===== Provided data =====

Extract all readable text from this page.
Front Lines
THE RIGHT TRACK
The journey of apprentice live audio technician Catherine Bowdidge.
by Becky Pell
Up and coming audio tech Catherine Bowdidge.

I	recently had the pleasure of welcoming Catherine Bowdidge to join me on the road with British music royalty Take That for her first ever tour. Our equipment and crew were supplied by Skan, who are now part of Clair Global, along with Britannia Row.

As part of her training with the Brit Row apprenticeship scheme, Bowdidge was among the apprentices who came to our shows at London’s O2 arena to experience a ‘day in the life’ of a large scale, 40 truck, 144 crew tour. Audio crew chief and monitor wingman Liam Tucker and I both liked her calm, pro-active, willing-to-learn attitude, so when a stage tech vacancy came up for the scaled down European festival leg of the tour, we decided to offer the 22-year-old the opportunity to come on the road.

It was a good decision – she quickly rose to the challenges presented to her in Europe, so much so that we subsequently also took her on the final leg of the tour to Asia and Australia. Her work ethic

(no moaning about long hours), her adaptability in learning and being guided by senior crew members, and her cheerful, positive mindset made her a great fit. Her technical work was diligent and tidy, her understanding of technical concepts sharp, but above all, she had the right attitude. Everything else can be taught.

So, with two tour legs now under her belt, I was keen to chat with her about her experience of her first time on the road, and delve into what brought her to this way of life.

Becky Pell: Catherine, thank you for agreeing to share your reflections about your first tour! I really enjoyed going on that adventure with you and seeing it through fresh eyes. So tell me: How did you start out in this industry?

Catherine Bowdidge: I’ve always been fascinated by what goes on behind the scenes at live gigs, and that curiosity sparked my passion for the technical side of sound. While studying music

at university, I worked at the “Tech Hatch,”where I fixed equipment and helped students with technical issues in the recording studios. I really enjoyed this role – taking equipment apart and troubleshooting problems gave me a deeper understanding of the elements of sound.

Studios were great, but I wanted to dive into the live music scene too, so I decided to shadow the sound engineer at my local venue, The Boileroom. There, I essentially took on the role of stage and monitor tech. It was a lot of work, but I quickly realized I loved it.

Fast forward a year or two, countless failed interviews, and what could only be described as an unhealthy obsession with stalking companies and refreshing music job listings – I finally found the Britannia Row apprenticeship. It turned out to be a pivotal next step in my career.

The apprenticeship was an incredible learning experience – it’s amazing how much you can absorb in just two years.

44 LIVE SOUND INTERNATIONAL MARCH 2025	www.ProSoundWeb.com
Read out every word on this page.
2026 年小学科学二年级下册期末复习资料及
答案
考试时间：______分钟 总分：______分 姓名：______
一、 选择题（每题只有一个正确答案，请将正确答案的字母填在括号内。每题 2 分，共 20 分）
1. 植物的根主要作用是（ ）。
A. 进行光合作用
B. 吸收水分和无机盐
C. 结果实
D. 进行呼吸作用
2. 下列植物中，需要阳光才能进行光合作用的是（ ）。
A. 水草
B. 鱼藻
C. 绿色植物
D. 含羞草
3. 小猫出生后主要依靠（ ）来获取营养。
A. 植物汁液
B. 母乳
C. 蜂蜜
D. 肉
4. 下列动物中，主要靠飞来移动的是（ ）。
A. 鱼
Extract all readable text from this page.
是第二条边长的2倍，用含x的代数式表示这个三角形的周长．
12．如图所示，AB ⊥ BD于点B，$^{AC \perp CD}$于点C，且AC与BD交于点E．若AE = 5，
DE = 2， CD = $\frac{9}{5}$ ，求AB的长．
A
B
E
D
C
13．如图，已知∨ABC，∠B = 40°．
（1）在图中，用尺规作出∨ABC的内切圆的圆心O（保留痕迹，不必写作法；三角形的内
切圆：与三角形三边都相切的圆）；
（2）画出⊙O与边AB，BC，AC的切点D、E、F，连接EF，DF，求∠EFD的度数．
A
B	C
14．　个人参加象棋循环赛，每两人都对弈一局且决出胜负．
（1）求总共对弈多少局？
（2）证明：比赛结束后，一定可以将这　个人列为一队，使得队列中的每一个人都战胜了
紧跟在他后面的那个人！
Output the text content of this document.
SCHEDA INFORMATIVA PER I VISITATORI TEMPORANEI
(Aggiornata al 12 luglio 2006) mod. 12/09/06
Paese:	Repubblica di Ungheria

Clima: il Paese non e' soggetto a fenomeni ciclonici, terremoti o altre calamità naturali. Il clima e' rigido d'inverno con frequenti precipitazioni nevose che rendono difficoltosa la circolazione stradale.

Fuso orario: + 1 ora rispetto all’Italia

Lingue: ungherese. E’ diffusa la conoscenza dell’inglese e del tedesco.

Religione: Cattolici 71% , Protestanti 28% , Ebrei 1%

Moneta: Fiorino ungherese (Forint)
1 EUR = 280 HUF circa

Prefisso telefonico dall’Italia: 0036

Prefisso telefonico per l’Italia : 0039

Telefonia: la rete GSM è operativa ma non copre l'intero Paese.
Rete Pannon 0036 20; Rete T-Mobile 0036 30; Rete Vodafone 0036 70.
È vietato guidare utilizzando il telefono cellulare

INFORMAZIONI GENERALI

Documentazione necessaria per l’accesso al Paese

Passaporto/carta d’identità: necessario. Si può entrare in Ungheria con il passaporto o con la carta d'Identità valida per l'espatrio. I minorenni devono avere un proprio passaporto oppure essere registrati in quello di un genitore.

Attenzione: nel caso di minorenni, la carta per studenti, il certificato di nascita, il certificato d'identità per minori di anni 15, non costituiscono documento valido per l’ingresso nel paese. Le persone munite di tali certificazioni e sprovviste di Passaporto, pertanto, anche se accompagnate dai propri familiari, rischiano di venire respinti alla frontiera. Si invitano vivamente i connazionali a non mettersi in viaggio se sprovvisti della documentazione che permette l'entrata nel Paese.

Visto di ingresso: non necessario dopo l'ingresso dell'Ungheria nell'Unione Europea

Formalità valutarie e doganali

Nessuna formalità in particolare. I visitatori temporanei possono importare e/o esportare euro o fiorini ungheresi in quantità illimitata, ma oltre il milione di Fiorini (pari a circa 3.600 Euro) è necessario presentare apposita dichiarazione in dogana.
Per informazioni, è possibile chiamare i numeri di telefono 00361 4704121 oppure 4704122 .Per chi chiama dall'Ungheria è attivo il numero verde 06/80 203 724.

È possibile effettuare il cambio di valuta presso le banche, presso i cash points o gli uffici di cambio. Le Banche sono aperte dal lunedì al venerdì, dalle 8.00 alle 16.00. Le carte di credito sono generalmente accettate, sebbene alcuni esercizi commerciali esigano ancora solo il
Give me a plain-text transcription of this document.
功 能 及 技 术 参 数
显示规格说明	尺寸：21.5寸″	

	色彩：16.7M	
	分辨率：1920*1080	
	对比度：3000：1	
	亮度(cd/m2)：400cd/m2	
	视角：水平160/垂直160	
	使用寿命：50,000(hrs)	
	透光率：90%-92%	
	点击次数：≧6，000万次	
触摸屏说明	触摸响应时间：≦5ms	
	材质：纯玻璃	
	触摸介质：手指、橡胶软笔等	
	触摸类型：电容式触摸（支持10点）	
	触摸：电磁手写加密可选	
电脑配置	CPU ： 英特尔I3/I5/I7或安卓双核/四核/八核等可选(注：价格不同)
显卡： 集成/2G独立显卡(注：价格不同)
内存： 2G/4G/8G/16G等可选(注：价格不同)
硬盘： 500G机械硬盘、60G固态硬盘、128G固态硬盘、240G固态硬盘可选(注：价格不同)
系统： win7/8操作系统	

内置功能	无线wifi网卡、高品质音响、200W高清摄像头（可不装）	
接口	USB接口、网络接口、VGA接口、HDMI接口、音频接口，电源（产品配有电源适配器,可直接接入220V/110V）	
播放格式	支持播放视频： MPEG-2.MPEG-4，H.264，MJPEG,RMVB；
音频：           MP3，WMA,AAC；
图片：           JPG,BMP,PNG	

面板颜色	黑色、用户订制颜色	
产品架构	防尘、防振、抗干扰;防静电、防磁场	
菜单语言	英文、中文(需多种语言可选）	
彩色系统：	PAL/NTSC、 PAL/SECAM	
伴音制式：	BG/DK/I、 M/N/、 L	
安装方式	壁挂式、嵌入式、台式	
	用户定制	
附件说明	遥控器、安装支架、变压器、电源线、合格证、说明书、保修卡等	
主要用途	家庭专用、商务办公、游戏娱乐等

=====

From the data, list each line in which the string "possibile" appears.

Per informazioni, è possibile chiamare i numeri di telefono 00361 4704121 oppure 4704122 .Per chi chiama dall'Ungheria è attivo il numero verde 06/80 203 724.
È possibile effettuare il cambio di valuta presso le banche, presso i cash points o gli uffici di cambio. Le Banche sono aperte dal lunedì al venerdì, dalle 8.00 alle 16.00. Le carte di credito sono generalmente accettate, sebbene alcuni esercizi commerciali esigano ancora solo il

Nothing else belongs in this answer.